#### AIM OF THE TASK
Copy the rows word for word, from the first one through the row containing "stats-row: Лет в", with that last row included.

(Stored items from a collection)

* START *

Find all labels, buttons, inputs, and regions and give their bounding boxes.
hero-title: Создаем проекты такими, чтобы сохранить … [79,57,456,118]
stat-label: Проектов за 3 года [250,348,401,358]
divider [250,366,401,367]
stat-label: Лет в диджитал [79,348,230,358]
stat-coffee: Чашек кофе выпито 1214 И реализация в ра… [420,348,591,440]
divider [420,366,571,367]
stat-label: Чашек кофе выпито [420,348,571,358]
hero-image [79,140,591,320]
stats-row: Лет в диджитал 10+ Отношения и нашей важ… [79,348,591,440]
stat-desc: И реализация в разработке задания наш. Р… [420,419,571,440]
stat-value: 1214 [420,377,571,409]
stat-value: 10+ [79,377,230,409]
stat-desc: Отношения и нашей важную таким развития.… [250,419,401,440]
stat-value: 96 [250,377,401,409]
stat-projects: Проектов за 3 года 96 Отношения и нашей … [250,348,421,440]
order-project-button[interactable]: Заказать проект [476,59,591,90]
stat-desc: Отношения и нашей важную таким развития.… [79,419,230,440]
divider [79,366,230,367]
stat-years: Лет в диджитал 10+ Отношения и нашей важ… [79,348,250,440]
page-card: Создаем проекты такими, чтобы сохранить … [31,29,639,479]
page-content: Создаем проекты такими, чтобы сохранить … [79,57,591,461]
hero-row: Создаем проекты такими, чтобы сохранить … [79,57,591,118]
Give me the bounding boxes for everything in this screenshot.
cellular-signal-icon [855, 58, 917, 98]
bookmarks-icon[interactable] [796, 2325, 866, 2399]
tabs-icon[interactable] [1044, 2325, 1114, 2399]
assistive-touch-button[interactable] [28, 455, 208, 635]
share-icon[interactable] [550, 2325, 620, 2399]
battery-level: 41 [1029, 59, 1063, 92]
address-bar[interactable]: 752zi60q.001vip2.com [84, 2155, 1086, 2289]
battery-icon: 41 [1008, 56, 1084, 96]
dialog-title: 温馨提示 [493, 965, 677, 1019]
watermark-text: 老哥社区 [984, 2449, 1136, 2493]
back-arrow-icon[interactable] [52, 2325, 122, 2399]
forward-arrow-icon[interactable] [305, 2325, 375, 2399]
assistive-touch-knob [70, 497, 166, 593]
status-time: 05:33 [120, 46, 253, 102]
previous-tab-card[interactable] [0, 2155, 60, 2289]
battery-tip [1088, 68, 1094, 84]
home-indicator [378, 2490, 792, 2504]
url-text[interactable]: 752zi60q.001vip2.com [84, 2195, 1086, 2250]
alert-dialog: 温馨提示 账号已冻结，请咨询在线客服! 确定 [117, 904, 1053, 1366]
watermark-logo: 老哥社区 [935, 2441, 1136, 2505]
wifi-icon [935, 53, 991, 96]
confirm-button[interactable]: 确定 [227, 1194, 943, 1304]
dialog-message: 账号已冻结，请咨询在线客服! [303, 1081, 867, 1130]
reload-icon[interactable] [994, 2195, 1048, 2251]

* END *

#### RESPONSE
Find all labels, buttons, inputs, and regions and give their bounding boxes.
hero-title: Создаем проекты такими, чтобы сохранить … [79,57,456,118]
stat-label: Проектов за 3 года [250,348,401,358]
divider [250,366,401,367]
stat-label: Лет в диджитал [79,348,230,358]
stat-coffee: Чашек кофе выпито 1214 И реализация в ра… [420,348,591,440]
divider [420,366,571,367]
stat-label: Чашек кофе выпито [420,348,571,358]
hero-image [79,140,591,320]
stats-row: Лет в диджитал 10+ Отношения и нашей важ… [79,348,591,440]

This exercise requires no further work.